#### [WHAT YOU NEED TO DO]
Count how many lines of the material contain the string "series", then give that number and nothing more.
--------------------------------------------------
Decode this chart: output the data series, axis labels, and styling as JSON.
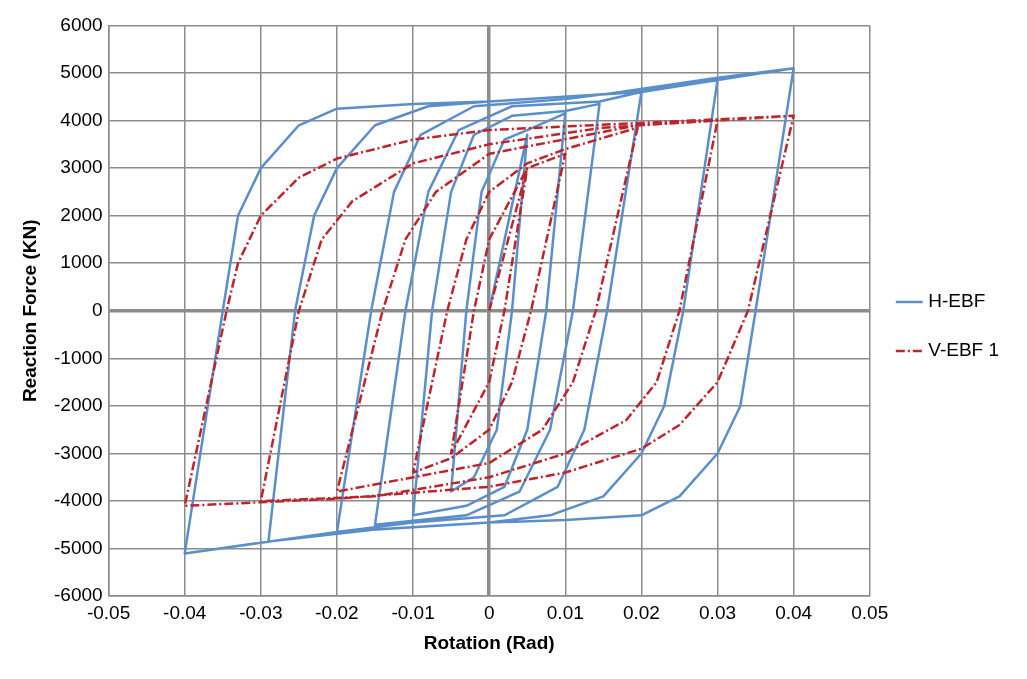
{
  "chart_data": {
    "type": "line",
    "xlabel": "Rotation (Rad)",
    "ylabel": "Reaction Force (KN)",
    "xlim": [
      -0.05,
      0.05
    ],
    "xticks": [
      -0.05,
      -0.04,
      -0.03,
      -0.02,
      -0.01,
      0,
      0.01,
      0.02,
      0.03,
      0.04,
      0.05
    ],
    "ylim": [
      -6000,
      6000
    ],
    "yticks": [
      -6000,
      -5000,
      -4000,
      -3000,
      -2000,
      -1000,
      0,
      1000,
      2000,
      3000,
      4000,
      5000,
      6000
    ],
    "grid": true,
    "legend": "right",
    "marker": "none",
    "series": [
      {
        "name": "H-EBF",
        "color": "#5b8fcc",
        "line_style": "solid",
        "x": [
          0,
          0.005,
          0.003,
          0.001,
          -0.002,
          -0.005,
          -0.003,
          -0.001,
          0.002,
          0.005,
          0.01,
          0.0075,
          0.005,
          0.002,
          -0.003,
          -0.01,
          -0.0075,
          -0.005,
          -0.002,
          0.003,
          0.01,
          0.0145,
          0.011,
          0.008,
          0.004,
          -0.003,
          -0.015,
          -0.011,
          -0.008,
          -0.004,
          0.003,
          0.0145,
          0.02,
          0.0155,
          0.0125,
          0.009,
          0.002,
          -0.01,
          -0.02,
          -0.0155,
          -0.0125,
          -0.009,
          -0.002,
          0.01,
          0.02,
          0.03,
          0.0255,
          0.023,
          0.02,
          0.015,
          0.008,
          0,
          -0.015,
          -0.029,
          -0.0255,
          -0.023,
          -0.02,
          -0.015,
          -0.008,
          0,
          0.015,
          0.03,
          0.04,
          0.035,
          0.033,
          0.03,
          0.025,
          0.02,
          0.01,
          0,
          -0.02,
          -0.04,
          -0.035,
          -0.033,
          -0.03,
          -0.025,
          -0.02,
          -0.01,
          0,
          0.02,
          0.04
        ],
        "values": [
          0,
          3700,
          0,
          -2500,
          -3500,
          -3800,
          0,
          2500,
          3600,
          3800,
          4150,
          0,
          -2500,
          -3700,
          -4100,
          -4300,
          0,
          2500,
          3700,
          4100,
          4200,
          4350,
          0,
          -2500,
          -3800,
          -4300,
          -4500,
          0,
          2500,
          3800,
          4300,
          4400,
          4600,
          0,
          -2500,
          -3700,
          -4300,
          -4450,
          -4650,
          0,
          2500,
          3700,
          4300,
          4450,
          4650,
          4850,
          0,
          -2000,
          -3000,
          -3900,
          -4300,
          -4450,
          -4600,
          -4850,
          0,
          2000,
          3000,
          3900,
          4300,
          4400,
          4550,
          4900,
          5100,
          0,
          -2000,
          -3000,
          -3900,
          -4300,
          -4400,
          -4450,
          -4650,
          -5100,
          0,
          2000,
          3000,
          3900,
          4250,
          4350,
          4400,
          4600,
          5100
        ]
      },
      {
        "name": "V-EBF 1",
        "color": "#c0242b",
        "line_style": "dashed",
        "x": [
          0,
          0.005,
          0.002,
          0,
          -0.005,
          -0.002,
          0,
          0.005,
          0.01,
          0.0055,
          0.003,
          0,
          -0.005,
          -0.01,
          -0.0055,
          -0.003,
          0,
          0.005,
          0.01,
          0.0195,
          0.014,
          0.011,
          0.007,
          0,
          -0.02,
          -0.014,
          -0.011,
          -0.007,
          0,
          0.0195,
          0.03,
          0.025,
          0.022,
          0.018,
          0.01,
          0,
          -0.015,
          -0.03,
          -0.025,
          -0.022,
          -0.018,
          -0.01,
          0,
          0.015,
          0.03,
          0.04,
          0.034,
          0.03,
          0.025,
          0.02,
          0.01,
          0,
          -0.02,
          -0.04,
          -0.0345,
          -0.033,
          -0.03,
          -0.025,
          -0.02,
          -0.01,
          0,
          0.02,
          0.04
        ],
        "values": [
          0,
          3000,
          0,
          -1500,
          -3000,
          0,
          1500,
          3000,
          3300,
          0,
          -1500,
          -2500,
          -3100,
          -3400,
          0,
          1500,
          2500,
          3100,
          3400,
          3850,
          0,
          -1500,
          -2500,
          -3200,
          -3800,
          0,
          1500,
          2500,
          3300,
          3900,
          4000,
          0,
          -1500,
          -2300,
          -3000,
          -3500,
          -3900,
          -4000,
          0,
          1500,
          2300,
          3100,
          3500,
          3850,
          4000,
          4100,
          0,
          -1500,
          -2400,
          -2900,
          -3400,
          -3700,
          -3950,
          -4100,
          0,
          1000,
          2000,
          2800,
          3200,
          3600,
          3800,
          3950,
          4100
        ]
      }
    ]
  }
}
--------------------------------------------------
#### [ANSWER BELOW]
2